▶ [Dataset records]:

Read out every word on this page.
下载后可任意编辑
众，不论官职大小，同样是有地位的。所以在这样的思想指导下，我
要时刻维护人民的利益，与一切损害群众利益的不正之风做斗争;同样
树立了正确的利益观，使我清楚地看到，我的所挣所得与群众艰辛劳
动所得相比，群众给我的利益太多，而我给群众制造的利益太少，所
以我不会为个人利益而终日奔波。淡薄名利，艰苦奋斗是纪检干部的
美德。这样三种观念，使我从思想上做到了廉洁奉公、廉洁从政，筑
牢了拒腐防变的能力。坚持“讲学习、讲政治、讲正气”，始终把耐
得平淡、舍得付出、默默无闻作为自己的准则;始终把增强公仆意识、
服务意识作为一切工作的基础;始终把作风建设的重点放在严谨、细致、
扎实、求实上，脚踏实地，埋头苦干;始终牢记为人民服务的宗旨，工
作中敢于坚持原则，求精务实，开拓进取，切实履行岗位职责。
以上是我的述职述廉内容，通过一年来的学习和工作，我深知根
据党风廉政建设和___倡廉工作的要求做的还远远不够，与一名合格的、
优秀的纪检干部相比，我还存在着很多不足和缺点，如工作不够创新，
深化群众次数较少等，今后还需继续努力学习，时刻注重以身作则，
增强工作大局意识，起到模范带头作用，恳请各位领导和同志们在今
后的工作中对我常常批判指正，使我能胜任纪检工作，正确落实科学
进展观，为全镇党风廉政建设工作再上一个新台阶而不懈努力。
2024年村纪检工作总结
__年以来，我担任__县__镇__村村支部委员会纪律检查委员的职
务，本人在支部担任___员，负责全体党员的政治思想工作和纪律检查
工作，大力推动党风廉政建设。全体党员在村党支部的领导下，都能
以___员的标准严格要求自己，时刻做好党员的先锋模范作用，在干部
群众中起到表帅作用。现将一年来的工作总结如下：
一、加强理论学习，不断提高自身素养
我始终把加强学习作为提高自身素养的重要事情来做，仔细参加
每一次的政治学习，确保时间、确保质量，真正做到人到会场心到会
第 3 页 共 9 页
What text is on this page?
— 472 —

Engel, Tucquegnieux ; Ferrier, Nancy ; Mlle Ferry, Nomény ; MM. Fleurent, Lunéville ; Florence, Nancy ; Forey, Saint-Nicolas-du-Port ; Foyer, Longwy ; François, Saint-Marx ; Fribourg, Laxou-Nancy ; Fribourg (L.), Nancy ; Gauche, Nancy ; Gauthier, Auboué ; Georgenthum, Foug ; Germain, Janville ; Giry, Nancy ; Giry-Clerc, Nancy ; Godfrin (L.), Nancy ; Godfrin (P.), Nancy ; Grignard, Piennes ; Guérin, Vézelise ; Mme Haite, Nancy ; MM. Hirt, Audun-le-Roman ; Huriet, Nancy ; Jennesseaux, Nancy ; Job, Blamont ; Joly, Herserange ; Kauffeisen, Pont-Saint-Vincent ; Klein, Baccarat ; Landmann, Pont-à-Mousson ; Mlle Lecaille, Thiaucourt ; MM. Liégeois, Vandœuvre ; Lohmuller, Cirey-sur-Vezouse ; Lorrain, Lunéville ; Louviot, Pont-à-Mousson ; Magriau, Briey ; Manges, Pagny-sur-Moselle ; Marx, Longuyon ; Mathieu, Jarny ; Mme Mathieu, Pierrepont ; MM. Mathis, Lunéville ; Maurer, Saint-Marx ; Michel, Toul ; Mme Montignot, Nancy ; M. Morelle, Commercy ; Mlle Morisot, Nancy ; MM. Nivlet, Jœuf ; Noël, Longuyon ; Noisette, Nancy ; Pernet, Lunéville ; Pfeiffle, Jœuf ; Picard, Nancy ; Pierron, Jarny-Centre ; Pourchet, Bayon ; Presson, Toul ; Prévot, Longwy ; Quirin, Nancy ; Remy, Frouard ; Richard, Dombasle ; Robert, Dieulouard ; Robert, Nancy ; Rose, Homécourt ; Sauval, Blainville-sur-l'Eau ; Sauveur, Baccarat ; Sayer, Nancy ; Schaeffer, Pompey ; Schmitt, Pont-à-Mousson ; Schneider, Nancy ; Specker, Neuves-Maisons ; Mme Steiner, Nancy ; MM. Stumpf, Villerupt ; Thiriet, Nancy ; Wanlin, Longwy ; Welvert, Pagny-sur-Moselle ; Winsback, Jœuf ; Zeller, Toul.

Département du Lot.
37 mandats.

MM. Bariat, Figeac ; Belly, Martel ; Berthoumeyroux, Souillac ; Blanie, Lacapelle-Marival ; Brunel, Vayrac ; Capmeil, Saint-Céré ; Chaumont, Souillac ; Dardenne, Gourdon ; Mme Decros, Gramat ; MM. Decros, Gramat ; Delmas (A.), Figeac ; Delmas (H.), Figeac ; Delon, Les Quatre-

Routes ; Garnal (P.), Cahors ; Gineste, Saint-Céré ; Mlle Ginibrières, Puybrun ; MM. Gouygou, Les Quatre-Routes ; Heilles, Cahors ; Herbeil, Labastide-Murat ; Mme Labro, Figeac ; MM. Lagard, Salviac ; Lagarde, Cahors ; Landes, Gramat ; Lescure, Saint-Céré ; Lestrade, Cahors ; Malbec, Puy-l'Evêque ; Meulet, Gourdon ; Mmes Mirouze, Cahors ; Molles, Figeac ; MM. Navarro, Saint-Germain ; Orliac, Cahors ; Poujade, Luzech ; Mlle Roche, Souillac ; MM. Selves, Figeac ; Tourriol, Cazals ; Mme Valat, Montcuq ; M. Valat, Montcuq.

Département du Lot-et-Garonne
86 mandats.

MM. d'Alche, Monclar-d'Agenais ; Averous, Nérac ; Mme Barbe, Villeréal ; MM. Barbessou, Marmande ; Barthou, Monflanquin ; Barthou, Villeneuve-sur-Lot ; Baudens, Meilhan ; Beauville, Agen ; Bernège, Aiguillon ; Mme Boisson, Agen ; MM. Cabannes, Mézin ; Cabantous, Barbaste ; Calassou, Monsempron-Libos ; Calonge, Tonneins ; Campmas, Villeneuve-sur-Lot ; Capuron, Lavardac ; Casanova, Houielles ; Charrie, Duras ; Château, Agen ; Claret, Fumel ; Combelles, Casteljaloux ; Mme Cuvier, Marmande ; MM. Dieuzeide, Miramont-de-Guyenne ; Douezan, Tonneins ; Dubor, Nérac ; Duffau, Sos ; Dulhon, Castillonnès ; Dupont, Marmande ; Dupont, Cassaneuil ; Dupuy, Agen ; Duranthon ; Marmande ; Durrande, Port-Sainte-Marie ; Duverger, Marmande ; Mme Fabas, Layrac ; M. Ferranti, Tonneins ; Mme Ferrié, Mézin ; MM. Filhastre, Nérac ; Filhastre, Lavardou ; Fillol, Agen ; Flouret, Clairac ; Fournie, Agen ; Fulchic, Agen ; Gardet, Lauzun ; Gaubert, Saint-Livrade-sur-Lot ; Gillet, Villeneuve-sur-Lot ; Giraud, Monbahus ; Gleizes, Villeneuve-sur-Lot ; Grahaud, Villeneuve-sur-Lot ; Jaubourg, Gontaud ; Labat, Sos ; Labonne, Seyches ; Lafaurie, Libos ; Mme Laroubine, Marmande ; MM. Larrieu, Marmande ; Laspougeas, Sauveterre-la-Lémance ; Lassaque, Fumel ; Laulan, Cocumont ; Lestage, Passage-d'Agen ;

▶ [Task brief]: Gather each line that holds "page".

▶ [Solution]:
Read out every word on this page.
What text is on this page?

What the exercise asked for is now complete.